RECORDS PROVIDED →
--------------------

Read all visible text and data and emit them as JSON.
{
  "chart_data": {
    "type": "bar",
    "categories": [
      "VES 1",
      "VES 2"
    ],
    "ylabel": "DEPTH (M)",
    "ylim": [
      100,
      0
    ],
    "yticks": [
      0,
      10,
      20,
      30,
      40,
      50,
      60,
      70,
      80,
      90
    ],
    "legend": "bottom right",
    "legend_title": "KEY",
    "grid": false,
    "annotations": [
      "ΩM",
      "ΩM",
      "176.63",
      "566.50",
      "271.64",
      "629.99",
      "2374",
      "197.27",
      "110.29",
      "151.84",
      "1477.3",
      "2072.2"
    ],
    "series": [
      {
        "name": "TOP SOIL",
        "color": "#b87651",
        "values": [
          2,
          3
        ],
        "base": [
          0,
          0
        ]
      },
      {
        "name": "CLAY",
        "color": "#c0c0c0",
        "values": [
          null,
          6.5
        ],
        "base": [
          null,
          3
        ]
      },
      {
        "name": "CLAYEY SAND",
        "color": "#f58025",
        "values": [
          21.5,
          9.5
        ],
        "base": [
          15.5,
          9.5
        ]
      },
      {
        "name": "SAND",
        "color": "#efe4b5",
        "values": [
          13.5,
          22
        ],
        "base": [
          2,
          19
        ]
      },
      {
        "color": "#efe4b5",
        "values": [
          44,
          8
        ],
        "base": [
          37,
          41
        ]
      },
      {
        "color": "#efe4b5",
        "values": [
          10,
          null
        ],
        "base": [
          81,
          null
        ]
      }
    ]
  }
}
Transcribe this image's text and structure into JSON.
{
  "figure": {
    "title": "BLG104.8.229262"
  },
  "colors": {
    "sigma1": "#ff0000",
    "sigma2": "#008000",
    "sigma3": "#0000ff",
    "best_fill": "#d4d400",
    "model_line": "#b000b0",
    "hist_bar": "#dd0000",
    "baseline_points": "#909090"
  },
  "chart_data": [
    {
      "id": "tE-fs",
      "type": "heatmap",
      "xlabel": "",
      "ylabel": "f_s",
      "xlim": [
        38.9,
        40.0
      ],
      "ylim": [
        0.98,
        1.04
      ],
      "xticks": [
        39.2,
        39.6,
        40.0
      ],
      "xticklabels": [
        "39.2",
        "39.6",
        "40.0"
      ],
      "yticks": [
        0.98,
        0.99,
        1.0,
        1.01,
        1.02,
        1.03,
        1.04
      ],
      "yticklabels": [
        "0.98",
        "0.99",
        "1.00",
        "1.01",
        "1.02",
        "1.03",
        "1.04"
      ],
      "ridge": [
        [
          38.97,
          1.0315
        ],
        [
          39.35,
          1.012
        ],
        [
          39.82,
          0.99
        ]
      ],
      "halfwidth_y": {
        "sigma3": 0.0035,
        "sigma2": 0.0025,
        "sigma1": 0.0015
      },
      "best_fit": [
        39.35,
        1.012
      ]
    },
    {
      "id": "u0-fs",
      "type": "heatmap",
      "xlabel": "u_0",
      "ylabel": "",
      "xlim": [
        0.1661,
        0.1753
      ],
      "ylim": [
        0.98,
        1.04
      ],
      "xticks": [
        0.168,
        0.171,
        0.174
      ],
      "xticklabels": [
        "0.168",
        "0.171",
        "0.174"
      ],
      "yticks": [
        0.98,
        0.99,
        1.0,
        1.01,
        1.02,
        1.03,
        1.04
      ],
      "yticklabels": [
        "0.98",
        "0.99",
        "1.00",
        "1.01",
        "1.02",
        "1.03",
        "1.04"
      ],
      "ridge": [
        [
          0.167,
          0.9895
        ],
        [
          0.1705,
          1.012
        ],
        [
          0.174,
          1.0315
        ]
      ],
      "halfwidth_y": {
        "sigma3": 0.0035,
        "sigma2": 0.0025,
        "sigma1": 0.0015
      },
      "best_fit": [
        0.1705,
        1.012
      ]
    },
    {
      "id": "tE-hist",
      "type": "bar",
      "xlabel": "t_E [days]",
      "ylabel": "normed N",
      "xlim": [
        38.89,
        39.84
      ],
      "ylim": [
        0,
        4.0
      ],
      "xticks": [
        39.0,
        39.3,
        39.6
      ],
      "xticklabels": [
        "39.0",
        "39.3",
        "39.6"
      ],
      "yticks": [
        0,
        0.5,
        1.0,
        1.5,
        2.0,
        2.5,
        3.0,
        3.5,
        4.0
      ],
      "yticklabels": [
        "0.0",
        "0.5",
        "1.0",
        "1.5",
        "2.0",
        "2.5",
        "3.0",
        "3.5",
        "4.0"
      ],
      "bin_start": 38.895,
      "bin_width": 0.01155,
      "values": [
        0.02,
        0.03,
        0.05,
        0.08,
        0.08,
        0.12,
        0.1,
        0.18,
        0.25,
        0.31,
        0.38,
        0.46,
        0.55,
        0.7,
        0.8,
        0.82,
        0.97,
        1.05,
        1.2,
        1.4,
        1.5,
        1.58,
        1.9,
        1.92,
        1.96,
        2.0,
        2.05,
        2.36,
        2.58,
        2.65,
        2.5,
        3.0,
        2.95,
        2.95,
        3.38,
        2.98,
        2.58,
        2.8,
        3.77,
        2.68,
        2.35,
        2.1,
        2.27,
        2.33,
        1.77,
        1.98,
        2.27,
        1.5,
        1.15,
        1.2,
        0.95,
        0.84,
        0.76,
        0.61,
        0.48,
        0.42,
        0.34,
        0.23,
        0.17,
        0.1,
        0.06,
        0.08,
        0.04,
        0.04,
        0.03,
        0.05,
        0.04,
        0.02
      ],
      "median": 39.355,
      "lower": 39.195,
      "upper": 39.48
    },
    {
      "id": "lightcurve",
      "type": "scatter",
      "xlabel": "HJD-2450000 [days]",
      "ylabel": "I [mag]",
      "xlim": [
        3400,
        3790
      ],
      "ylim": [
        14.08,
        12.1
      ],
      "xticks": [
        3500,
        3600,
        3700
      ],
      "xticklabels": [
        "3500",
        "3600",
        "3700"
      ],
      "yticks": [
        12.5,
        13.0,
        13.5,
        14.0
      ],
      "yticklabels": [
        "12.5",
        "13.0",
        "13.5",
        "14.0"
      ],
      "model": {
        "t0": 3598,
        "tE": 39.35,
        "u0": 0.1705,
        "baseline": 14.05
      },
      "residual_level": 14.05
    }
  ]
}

--------------------

GIVEN EXERCISE → Type out the entries again, word for word.

PROBLEM SOLUTION →
Read all visible text and data and emit them as JSON.
{
  "chart_data": {
    "type": "bar",
    "categories": [
      "VES 1",
      "VES 2"
    ],
    "ylabel": "DEPTH (M)",
    "ylim": [
      100,
      0
    ],
    "yticks": [
      0,
      10,
      20,
      30,
      40,
      50,
      60,
      70,
      80,
      90
    ],
    "legend": "bottom right",
    "legend_title": "KEY",
    "grid": false,
    "annotations": [
      "ΩM",
      "ΩM",
      "176.63",
      "566.50",
      "271.64",
      "629.99",
      "2374",
      "197.27",
      "110.29",
      "151.84",
      "1477.3",
      "2072.2"
    ],
    "series": [
      {
        "name": "TOP SOIL",
        "color": "#b87651",
        "values": [
          2,
          3
        ],
        "base": [
          0,
          0
        ]
      },
      {
        "name": "CLAY",
        "color": "#c0c0c0",
        "values": [
          null,
          6.5
        ],
        "base": [
          null,
          3
        ]
      },
      {
        "name": "CLAYEY SAND",
        "color": "#f58025",
        "values": [
          21.5,
          9.5
        ],
        "base": [
          15.5,
          9.5
        ]
      },
      {
        "name": "SAND",
        "color": "#efe4b5",
        "values": [
          13.5,
          22
        ],
        "base": [
          2,
          19
        ]
      },
      {
        "color": "#efe4b5",
        "values": [
          44,
          8
        ],
        "base": [
          37,
          41
        ]
      },
      {
        "color": "#efe4b5",
        "values": [
          10,
          null
        ],
        "base": [
          81,
          null
        ]
      }
    ]
  }
}
Transcribe this image's text and structure into JSON.
{
  "figure": {
    "title": "BLG104.8.229262"
  },
  "colors": {
    "sigma1": "#ff0000",
    "sigma2": "#008000",
    "sigma3": "#0000ff",
    "best_fill": "#d4d400",
    "model_line": "#b000b0",
    "hist_bar": "#dd0000",
    "baseline_points": "#909090"
  },
  "chart_data": [
    {
      "id": "tE-fs",
      "type": "heatmap",
      "xlabel": "",
      "ylabel": "f_s",
      "xlim": [
        38.9,
        40.0
      ],
      "ylim": [
        0.98,
        1.04
      ],
      "xticks": [
        39.2,
        39.6,
        40.0
      ],
      "xticklabels": [
        "39.2",
        "39.6",
        "40.0"
      ],
      "yticks": [
        0.98,
        0.99,
        1.0,
        1.01,
        1.02,
        1.03,
        1.04
      ],
      "yticklabels": [
        "0.98",
        "0.99",
        "1.00",
        "1.01",
        "1.02",
        "1.03",
        "1.04"
      ],
      "ridge": [
        [
          38.97,
          1.0315
        ],
        [
          39.35,
          1.012
        ],
        [
          39.82,
          0.99
        ]
      ],
      "halfwidth_y": {
        "sigma3": 0.0035,
        "sigma2": 0.0025,
        "sigma1": 0.0015
      },
      "best_fit": [
        39.35,
        1.012
      ]
    },
    {
      "id": "u0-fs",
      "type": "heatmap",
      "xlabel": "u_0",
      "ylabel": "",
      "xlim": [
        0.1661,
        0.1753
      ],
      "ylim": [
        0.98,
        1.04
      ],
      "xticks": [
        0.168,
        0.171,
        0.174
      ],
      "xticklabels": [
        "0.168",
        "0.171",
        "0.174"
      ],
      "yticks": [
        0.98,
        0.99,
        1.0,
        1.01,
        1.02,
        1.03,
        1.04
      ],
      "yticklabels": [
        "0.98",
        "0.99",
        "1.00",
        "1.01",
        "1.02",
        "1.03",
        "1.04"
      ],
      "ridge": [
        [
          0.167,
          0.9895
        ],
        [
          0.1705,
          1.012
        ],
        [
          0.174,
          1.0315
        ]
      ],
      "halfwidth_y": {
        "sigma3": 0.0035,
        "sigma2": 0.0025,
        "sigma1": 0.0015
      },
      "best_fit": [
        0.1705,
        1.012
      ]
    },
    {
      "id": "tE-hist",
      "type": "bar",
      "xlabel": "t_E [days]",
      "ylabel": "normed N",
      "xlim": [
        38.89,
        39.84
      ],
      "ylim": [
        0,
        4.0
      ],
      "xticks": [
        39.0,
        39.3,
        39.6
      ],
      "xticklabels": [
        "39.0",
        "39.3",
        "39.6"
      ],
      "yticks": [
        0,
        0.5,
        1.0,
        1.5,
        2.0,
        2.5,
        3.0,
        3.5,
        4.0
      ],
      "yticklabels": [
        "0.0",
        "0.5",
        "1.0",
        "1.5",
        "2.0",
        "2.5",
        "3.0",
        "3.5",
        "4.0"
      ],
      "bin_start": 38.895,
      "bin_width": 0.01155,
      "values": [
        0.02,
        0.03,
        0.05,
        0.08,
        0.08,
        0.12,
        0.1,
        0.18,
        0.25,
        0.31,
        0.38,
        0.46,
        0.55,
        0.7,
        0.8,
        0.82,
        0.97,
        1.05,
        1.2,
        1.4,
        1.5,
        1.58,
        1.9,
        1.92,
        1.96,
        2.0,
        2.05,
        2.36,
        2.58,
        2.65,
        2.5,
        3.0,
        2.95,
        2.95,
        3.38,
        2.98,
        2.58,
        2.8,
        3.77,
        2.68,
        2.35,
        2.1,
        2.27,
        2.33,
        1.77,
        1.98,
        2.27,
        1.5,
        1.15,
        1.2,
        0.95,
        0.84,
        0.76,
        0.61,
        0.48,
        0.42,
        0.34,
        0.23,
        0.17,
        0.1,
        0.06,
        0.08,
        0.04,
        0.04,
        0.03,
        0.05,
        0.04,
        0.02
      ],
      "median": 39.355,
      "lower": 39.195,
      "upper": 39.48
    },
    {
      "id": "lightcurve",
      "type": "scatter",
      "xlabel": "HJD-2450000 [days]",
      "ylabel": "I [mag]",
      "xlim": [
        3400,
        3790
      ],
      "ylim": [
        14.08,
        12.1
      ],
      "xticks": [
        3500,
        3600,
        3700
      ],
      "xticklabels": [
        "3500",
        "3600",
        "3700"
      ],
      "yticks": [
        12.5,
        13.0,
        13.5,
        14.0
      ],
      "yticklabels": [
        "12.5",
        "13.0",
        "13.5",
        "14.0"
      ],
      "model": {
        "t0": 3598,
        "tE": 39.35,
        "u0": 0.1705,
        "baseline": 14.05
      },
      "residual_level": 14.05
    }
  ]
}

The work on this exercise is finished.